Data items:
·····

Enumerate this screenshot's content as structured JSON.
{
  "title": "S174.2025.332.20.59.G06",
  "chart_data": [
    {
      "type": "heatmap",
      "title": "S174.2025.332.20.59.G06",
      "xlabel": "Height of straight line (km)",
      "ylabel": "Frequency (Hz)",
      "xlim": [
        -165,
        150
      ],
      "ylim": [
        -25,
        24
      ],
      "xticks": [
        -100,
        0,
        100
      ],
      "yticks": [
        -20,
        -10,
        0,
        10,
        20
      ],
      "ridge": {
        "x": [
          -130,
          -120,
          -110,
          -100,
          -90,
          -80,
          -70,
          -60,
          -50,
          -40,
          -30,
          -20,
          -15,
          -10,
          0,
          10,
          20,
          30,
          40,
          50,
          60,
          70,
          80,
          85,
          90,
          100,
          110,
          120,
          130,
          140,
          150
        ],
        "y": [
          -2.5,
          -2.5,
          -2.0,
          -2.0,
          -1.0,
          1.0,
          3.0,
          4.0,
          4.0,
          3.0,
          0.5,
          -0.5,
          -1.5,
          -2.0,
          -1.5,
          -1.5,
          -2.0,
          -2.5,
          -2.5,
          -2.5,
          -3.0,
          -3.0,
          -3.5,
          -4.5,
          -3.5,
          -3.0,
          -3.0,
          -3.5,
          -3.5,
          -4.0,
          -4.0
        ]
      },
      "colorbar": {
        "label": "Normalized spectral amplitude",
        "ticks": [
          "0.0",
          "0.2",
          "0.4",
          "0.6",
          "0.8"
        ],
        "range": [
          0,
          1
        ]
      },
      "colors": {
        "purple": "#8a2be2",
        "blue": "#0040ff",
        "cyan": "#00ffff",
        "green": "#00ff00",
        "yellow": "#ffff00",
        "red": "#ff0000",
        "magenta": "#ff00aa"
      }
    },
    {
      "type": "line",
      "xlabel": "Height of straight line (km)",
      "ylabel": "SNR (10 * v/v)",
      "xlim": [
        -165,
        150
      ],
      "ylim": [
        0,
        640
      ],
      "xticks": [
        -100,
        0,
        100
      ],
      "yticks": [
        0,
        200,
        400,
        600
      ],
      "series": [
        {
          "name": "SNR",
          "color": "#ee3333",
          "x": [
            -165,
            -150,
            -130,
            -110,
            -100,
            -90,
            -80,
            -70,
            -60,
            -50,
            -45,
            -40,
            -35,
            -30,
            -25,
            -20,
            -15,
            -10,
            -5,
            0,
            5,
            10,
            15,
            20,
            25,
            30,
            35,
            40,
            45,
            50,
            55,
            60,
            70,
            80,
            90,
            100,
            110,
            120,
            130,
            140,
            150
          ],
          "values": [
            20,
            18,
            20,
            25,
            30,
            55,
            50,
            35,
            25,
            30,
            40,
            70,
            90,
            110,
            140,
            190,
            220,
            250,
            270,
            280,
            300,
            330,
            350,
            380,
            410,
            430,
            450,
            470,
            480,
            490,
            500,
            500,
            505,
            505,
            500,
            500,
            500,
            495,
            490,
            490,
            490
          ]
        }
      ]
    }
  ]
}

·····

• _The task_
Every line above should be written out again exactly as it stands.

• _Full response_
Enumerate this screenshot's content as structured JSON.
{
  "title": "S174.2025.332.20.59.G06",
  "chart_data": [
    {
      "type": "heatmap",
      "title": "S174.2025.332.20.59.G06",
      "xlabel": "Height of straight line (km)",
      "ylabel": "Frequency (Hz)",
      "xlim": [
        -165,
        150
      ],
      "ylim": [
        -25,
        24
      ],
      "xticks": [
        -100,
        0,
        100
      ],
      "yticks": [
        -20,
        -10,
        0,
        10,
        20
      ],
      "ridge": {
        "x": [
          -130,
          -120,
          -110,
          -100,
          -90,
          -80,
          -70,
          -60,
          -50,
          -40,
          -30,
          -20,
          -15,
          -10,
          0,
          10,
          20,
          30,
          40,
          50,
          60,
          70,
          80,
          85,
          90,
          100,
          110,
          120,
          130,
          140,
          150
        ],
        "y": [
          -2.5,
          -2.5,
          -2.0,
          -2.0,
          -1.0,
          1.0,
          3.0,
          4.0,
          4.0,
          3.0,
          0.5,
          -0.5,
          -1.5,
          -2.0,
          -1.5,
          -1.5,
          -2.0,
          -2.5,
          -2.5,
          -2.5,
          -3.0,
          -3.0,
          -3.5,
          -4.5,
          -3.5,
          -3.0,
          -3.0,
          -3.5,
          -3.5,
          -4.0,
          -4.0
        ]
      },
      "colorbar": {
        "label": "Normalized spectral amplitude",
        "ticks": [
          "0.0",
          "0.2",
          "0.4",
          "0.6",
          "0.8"
        ],
        "range": [
          0,
          1
        ]
      },
      "colors": {
        "purple": "#8a2be2",
        "blue": "#0040ff",
        "cyan": "#00ffff",
        "green": "#00ff00",
        "yellow": "#ffff00",
        "red": "#ff0000",
        "magenta": "#ff00aa"
      }
    },
    {
      "type": "line",
      "xlabel": "Height of straight line (km)",
      "ylabel": "SNR (10 * v/v)",
      "xlim": [
        -165,
        150
      ],
      "ylim": [
        0,
        640
      ],
      "xticks": [
        -100,
        0,
        100
      ],
      "yticks": [
        0,
        200,
        400,
        600
      ],
      "series": [
        {
          "name": "SNR",
          "color": "#ee3333",
          "x": [
            -165,
            -150,
            -130,
            -110,
            -100,
            -90,
            -80,
            -70,
            -60,
            -50,
            -45,
            -40,
            -35,
            -30,
            -25,
            -20,
            -15,
            -10,
            -5,
            0,
            5,
            10,
            15,
            20,
            25,
            30,
            35,
            40,
            45,
            50,
            55,
            60,
            70,
            80,
            90,
            100,
            110,
            120,
            130,
            140,
            150
          ],
          "values": [
            20,
            18,
            20,
            25,
            30,
            55,
            50,
            35,
            25,
            30,
            40,
            70,
            90,
            110,
            140,
            190,
            220,
            250,
            270,
            280,
            300,
            330,
            350,
            380,
            410,
            430,
            450,
            470,
            480,
            490,
            500,
            500,
            505,
            505,
            500,
            500,
            500,
            495,
            490,
            490,
            490
          ]
        }
      ]
    }
  ]
}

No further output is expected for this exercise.